Sunday, January 31, 2010

It Works If You're In A Pinch

So a few times yesterday I wanted to blog, but I never had time. I certainly had something to say yesterday afternoon. At the pool hall around lunch time I get a phone call from Dots and the conversation went like this, "Can I get a thing of fries and can you open the back door for me?" "Can't you use the front door?" "I guess."
For one, it was only -14. Secondly, do I look like I want to walk to the back of the room to open a door for you because you're so much of a princess that you can't take the 10 seconds to put on your coat and the 25 seconds to walk outside over to us? No. Hell no. You can take your skinny 19 year old ass into the place like everyone else does. If you really want a "thing" of fries, you can work for it, since none of you little retail whores ever tips for anything I do over there. Am I your slave? You work at Dots. Lucky for these girls, I won't be working another day shift until July or August or something, so they don't have to worry their pretty little hungover heads that I'm going to tell them to use the front door again. What kills me is my boss doesn't give me the star treatment like these girls. I didn't even get a christmas card or a christmas party. F*** you.

▸ Instructions
A. In the blog post about the phone call at the pool hall, what did the caller from Dots ask for?
B. Continue the blog post about the phone call at the pool hall from where it stops.

▸ Material shown
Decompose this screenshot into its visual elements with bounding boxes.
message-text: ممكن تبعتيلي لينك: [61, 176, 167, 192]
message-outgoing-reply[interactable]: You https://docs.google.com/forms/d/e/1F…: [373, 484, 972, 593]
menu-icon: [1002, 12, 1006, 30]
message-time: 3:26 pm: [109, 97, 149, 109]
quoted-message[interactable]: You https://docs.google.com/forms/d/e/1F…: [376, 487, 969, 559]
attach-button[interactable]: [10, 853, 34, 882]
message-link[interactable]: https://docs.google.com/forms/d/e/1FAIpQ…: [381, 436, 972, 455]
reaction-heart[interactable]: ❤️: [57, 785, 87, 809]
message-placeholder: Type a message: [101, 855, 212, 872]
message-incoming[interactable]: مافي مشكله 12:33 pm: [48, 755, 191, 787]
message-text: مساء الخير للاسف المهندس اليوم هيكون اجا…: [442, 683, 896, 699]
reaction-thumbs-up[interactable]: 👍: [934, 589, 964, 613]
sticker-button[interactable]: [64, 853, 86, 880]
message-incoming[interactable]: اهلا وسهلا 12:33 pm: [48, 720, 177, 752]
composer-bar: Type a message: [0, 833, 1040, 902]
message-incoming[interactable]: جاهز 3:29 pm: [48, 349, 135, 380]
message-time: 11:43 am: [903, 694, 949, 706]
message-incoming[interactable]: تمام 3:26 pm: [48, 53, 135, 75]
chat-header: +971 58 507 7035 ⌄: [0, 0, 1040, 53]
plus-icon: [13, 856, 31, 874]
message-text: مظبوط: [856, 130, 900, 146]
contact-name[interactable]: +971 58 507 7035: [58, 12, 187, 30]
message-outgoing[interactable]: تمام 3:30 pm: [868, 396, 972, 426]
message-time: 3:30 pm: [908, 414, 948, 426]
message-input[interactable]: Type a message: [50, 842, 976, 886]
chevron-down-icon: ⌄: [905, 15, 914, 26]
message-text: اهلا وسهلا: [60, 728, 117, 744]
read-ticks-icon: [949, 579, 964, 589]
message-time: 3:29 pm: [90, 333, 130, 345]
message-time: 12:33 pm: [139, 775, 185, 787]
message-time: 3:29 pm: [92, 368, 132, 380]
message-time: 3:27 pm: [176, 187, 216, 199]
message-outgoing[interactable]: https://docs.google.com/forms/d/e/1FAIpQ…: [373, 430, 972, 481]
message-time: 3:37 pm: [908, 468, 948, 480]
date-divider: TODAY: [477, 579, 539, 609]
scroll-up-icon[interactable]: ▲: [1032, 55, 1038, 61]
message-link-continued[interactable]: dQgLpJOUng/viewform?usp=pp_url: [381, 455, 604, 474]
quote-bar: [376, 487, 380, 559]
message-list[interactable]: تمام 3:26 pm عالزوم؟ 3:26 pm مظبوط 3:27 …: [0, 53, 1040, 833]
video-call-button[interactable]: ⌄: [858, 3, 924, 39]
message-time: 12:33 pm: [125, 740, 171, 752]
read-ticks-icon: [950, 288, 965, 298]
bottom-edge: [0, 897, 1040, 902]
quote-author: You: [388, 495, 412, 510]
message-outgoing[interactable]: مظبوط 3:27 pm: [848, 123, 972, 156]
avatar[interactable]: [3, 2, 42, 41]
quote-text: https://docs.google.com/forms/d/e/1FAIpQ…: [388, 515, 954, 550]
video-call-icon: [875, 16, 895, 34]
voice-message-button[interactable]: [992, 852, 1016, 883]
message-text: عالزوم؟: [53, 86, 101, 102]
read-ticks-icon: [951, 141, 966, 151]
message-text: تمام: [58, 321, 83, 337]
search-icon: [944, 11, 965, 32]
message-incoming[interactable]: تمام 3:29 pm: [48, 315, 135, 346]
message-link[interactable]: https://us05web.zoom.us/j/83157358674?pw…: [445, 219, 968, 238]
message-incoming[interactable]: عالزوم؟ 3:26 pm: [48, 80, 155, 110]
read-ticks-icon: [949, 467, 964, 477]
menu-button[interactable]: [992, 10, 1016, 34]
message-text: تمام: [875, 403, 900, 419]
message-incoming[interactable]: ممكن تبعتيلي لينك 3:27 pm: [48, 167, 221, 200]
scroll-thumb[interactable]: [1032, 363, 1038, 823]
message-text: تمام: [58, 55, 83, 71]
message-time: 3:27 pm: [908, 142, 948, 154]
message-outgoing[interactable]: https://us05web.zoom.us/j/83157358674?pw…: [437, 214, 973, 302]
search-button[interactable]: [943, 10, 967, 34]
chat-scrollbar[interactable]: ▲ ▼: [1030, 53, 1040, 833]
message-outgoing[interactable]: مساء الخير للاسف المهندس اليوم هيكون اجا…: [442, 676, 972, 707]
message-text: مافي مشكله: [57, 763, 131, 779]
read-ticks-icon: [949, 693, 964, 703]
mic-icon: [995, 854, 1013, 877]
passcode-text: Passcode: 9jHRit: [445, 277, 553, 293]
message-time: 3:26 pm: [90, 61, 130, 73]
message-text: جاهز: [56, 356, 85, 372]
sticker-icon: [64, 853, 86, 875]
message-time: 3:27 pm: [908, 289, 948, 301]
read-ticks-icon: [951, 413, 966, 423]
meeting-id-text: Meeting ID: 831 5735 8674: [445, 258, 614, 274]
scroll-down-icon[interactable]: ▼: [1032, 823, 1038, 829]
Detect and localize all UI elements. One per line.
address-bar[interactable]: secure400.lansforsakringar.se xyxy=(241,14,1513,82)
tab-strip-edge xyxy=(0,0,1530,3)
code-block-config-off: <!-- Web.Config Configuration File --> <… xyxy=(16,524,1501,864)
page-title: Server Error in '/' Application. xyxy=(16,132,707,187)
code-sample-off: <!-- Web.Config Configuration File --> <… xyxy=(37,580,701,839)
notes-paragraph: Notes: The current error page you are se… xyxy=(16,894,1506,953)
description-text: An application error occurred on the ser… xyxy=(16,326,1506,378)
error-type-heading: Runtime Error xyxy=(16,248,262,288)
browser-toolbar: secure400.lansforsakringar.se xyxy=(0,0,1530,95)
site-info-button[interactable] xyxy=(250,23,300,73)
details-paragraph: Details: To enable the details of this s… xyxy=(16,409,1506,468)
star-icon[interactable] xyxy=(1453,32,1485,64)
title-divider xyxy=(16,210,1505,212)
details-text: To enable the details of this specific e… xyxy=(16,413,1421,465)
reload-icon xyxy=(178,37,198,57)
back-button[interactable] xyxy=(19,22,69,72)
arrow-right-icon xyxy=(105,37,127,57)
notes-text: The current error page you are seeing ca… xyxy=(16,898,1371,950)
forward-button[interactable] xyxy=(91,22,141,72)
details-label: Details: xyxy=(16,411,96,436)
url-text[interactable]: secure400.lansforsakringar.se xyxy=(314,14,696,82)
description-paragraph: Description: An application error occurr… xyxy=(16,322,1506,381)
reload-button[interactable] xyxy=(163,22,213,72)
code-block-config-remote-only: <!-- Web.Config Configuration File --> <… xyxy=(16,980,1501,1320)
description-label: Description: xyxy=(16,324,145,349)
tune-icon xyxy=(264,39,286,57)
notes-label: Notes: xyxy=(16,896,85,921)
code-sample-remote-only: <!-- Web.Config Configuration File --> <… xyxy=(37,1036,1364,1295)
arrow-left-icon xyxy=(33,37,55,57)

▸ Answers for this exercise
A. A thing of fries and for the back door to be opened.

B.
Of course when the girls come over for their "thing" of fries. By the way, what's a "thing" of fries? Aren't things things that you don't know what to call them. The thing that they're referring to is an order. I'd like to order some fries, not can you make a thing of fries. For all I know, a thing of fries could be a bunch of things shaped like fries. Maybe I should cut wood into fry shapes and heat them up. Retards. To continue the story, my boss says my name and how I made them use the front door in god forgive me -14 temperatures. It's f***ing winter in the f***ing prairies. Of course it's cold. Move your skinny bitch ass somewhere else. How that one girl affords her coke working there is beyond me. But then again she looks like she needs to gain at least 15 pounds, so I'm sure she saves uses her money for food on coke. Whore. After that they shot me dirty little looks and apparently the coke whore was going to spit in my face. For one, she's a smoker, you're already outside, use the front door you lazy bitch. I thought I would be over this 22 hours later, but hell no. I'm going to be griping about this for a few months. I'm going to remember these stupid girls for at least a decade.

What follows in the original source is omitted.